[begin GIVEN INFORMATION]

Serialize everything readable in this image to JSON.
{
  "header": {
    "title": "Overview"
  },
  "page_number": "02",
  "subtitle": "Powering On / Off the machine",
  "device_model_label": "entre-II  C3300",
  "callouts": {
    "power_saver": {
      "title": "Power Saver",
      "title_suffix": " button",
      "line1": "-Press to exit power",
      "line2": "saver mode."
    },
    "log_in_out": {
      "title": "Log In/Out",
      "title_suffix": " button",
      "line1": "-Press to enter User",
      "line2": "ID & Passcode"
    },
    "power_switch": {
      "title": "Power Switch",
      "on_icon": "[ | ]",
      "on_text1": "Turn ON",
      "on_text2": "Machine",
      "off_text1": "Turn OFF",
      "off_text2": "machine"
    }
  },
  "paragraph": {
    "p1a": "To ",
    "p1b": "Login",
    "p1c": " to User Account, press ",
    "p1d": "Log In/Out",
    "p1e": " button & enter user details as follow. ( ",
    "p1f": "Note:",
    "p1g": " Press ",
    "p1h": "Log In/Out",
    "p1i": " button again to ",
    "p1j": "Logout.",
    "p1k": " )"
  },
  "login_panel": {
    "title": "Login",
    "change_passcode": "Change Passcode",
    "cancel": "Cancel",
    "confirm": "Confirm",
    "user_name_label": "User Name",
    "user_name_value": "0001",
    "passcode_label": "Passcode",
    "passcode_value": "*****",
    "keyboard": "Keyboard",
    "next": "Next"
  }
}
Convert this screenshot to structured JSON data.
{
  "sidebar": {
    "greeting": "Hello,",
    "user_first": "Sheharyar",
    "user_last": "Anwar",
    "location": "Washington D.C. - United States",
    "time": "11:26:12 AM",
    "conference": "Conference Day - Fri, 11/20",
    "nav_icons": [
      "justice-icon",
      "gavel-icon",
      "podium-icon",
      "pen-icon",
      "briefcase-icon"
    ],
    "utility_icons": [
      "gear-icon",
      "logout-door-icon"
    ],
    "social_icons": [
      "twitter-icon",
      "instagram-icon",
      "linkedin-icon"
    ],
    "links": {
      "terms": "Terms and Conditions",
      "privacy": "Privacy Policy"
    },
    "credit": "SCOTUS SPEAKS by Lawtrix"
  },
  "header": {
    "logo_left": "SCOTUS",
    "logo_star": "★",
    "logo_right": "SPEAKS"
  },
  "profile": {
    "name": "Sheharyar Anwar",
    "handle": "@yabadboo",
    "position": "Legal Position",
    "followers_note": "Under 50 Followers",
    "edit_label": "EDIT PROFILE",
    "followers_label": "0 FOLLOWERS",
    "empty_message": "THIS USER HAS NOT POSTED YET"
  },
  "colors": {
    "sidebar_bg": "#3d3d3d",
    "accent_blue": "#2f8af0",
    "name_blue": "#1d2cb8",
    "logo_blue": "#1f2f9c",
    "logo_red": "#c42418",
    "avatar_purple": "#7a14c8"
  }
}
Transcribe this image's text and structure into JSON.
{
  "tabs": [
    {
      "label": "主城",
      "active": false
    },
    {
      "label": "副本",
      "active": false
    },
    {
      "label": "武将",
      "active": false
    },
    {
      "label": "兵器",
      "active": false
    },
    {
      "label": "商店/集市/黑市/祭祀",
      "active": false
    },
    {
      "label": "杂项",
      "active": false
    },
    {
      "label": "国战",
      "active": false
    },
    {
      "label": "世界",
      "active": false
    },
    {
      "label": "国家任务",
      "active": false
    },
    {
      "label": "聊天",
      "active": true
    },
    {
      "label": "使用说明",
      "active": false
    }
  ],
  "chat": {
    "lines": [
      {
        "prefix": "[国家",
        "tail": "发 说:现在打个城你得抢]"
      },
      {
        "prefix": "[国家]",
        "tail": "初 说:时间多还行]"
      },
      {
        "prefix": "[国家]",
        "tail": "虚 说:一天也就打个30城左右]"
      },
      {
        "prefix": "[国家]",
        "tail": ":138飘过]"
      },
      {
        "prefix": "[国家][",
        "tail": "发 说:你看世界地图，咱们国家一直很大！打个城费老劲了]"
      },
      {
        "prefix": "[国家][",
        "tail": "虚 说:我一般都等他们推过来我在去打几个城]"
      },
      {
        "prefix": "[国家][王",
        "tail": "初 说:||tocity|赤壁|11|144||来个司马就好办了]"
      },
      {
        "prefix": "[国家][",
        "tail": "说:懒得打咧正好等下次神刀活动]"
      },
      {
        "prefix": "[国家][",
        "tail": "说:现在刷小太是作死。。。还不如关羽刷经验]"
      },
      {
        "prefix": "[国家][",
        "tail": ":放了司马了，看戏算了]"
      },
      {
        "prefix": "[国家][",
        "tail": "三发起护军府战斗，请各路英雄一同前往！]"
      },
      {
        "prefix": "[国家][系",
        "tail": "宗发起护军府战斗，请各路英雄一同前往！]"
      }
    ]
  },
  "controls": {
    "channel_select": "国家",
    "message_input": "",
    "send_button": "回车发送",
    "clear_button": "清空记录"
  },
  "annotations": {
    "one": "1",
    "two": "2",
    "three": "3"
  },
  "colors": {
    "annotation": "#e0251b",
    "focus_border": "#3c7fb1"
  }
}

[end GIVEN INFORMATION]

» **GIVEN INSTRUCTION**: Print every entry exactly as it appears.

» **EXERCISE RESPONSE**:
Serialize everything readable in this image to JSON.
{
  "header": {
    "title": "Overview"
  },
  "page_number": "02",
  "subtitle": "Powering On / Off the machine",
  "device_model_label": "entre-II  C3300",
  "callouts": {
    "power_saver": {
      "title": "Power Saver",
      "title_suffix": " button",
      "line1": "-Press to exit power",
      "line2": "saver mode."
    },
    "log_in_out": {
      "title": "Log In/Out",
      "title_suffix": " button",
      "line1": "-Press to enter User",
      "line2": "ID & Passcode"
    },
    "power_switch": {
      "title": "Power Switch",
      "on_icon": "[ | ]",
      "on_text1": "Turn ON",
      "on_text2": "Machine",
      "off_text1": "Turn OFF",
      "off_text2": "machine"
    }
  },
  "paragraph": {
    "p1a": "To ",
    "p1b": "Login",
    "p1c": " to User Account, press ",
    "p1d": "Log In/Out",
    "p1e": " button & enter user details as follow. ( ",
    "p1f": "Note:",
    "p1g": " Press ",
    "p1h": "Log In/Out",
    "p1i": " button again to ",
    "p1j": "Logout.",
    "p1k": " )"
  },
  "login_panel": {
    "title": "Login",
    "change_passcode": "Change Passcode",
    "cancel": "Cancel",
    "confirm": "Confirm",
    "user_name_label": "User Name",
    "user_name_value": "0001",
    "passcode_label": "Passcode",
    "passcode_value": "*****",
    "keyboard": "Keyboard",
    "next": "Next"
  }
}
Convert this screenshot to structured JSON data.
{
  "sidebar": {
    "greeting": "Hello,",
    "user_first": "Sheharyar",
    "user_last": "Anwar",
    "location": "Washington D.C. - United States",
    "time": "11:26:12 AM",
    "conference": "Conference Day - Fri, 11/20",
    "nav_icons": [
      "justice-icon",
      "gavel-icon",
      "podium-icon",
      "pen-icon",
      "briefcase-icon"
    ],
    "utility_icons": [
      "gear-icon",
      "logout-door-icon"
    ],
    "social_icons": [
      "twitter-icon",
      "instagram-icon",
      "linkedin-icon"
    ],
    "links": {
      "terms": "Terms and Conditions",
      "privacy": "Privacy Policy"
    },
    "credit": "SCOTUS SPEAKS by Lawtrix"
  },
  "header": {
    "logo_left": "SCOTUS",
    "logo_star": "★",
    "logo_right": "SPEAKS"
  },
  "profile": {
    "name": "Sheharyar Anwar",
    "handle": "@yabadboo",
    "position": "Legal Position",
    "followers_note": "Under 50 Followers",
    "edit_label": "EDIT PROFILE",
    "followers_label": "0 FOLLOWERS",
    "empty_message": "THIS USER HAS NOT POSTED YET"
  },
  "colors": {
    "sidebar_bg": "#3d3d3d",
    "accent_blue": "#2f8af0",
    "name_blue": "#1d2cb8",
    "logo_blue": "#1f2f9c",
    "logo_red": "#c42418",
    "avatar_purple": "#7a14c8"
  }
}
Transcribe this image's text and structure into JSON.
{
  "tabs": [
    {
      "label": "主城",
      "active": false
    },
    {
      "label": "副本",
      "active": false
    },
    {
      "label": "武将",
      "active": false
    },
    {
      "label": "兵器",
      "active": false
    },
    {
      "label": "商店/集市/黑市/祭祀",
      "active": false
    },
    {
      "label": "杂项",
      "active": false
    },
    {
      "label": "国战",
      "active": false
    },
    {
      "label": "世界",
      "active": false
    },
    {
      "label": "国家任务",
      "active": false
    },
    {
      "label": "聊天",
      "active": true
    },
    {
      "label": "使用说明",
      "active": false
    }
  ],
  "chat": {
    "lines": [
      {
        "prefix": "[国家",
        "tail": "发 说:现在打个城你得抢]"
      },
      {
        "prefix": "[国家]",
        "tail": "初 说:时间多还行]"
      },
      {
        "prefix": "[国家]",
        "tail": "虚 说:一天也就打个30城左右]"
      },
      {
        "prefix": "[国家]",
        "tail": ":138飘过]"
      },
      {
        "prefix": "[国家][",
        "tail": "发 说:你看世界地图，咱们国家一直很大！打个城费老劲了]"
      },
      {
        "prefix": "[国家][",
        "tail": "虚 说:我一般都等他们推过来我在去打几个城]"
      },
      {
        "prefix": "[国家][王",
        "tail": "初 说:||tocity|赤壁|11|144||来个司马就好办了]"
      },
      {
        "prefix": "[国家][",
        "tail": "说:懒得打咧正好等下次神刀活动]"
      },
      {
        "prefix": "[国家][",
        "tail": "说:现在刷小太是作死。。。还不如关羽刷经验]"
      },
      {
        "prefix": "[国家][",
        "tail": ":放了司马了，看戏算了]"
      },
      {
        "prefix": "[国家][",
        "tail": "三发起护军府战斗，请各路英雄一同前往！]"
      },
      {
        "prefix": "[国家][系",
        "tail": "宗发起护军府战斗，请各路英雄一同前往！]"
      }
    ]
  },
  "controls": {
    "channel_select": "国家",
    "message_input": "",
    "send_button": "回车发送",
    "clear_button": "清空记录"
  },
  "annotations": {
    "one": "1",
    "two": "2",
    "three": "3"
  },
  "colors": {
    "annotation": "#e0251b",
    "focus_border": "#3c7fb1"
  }
}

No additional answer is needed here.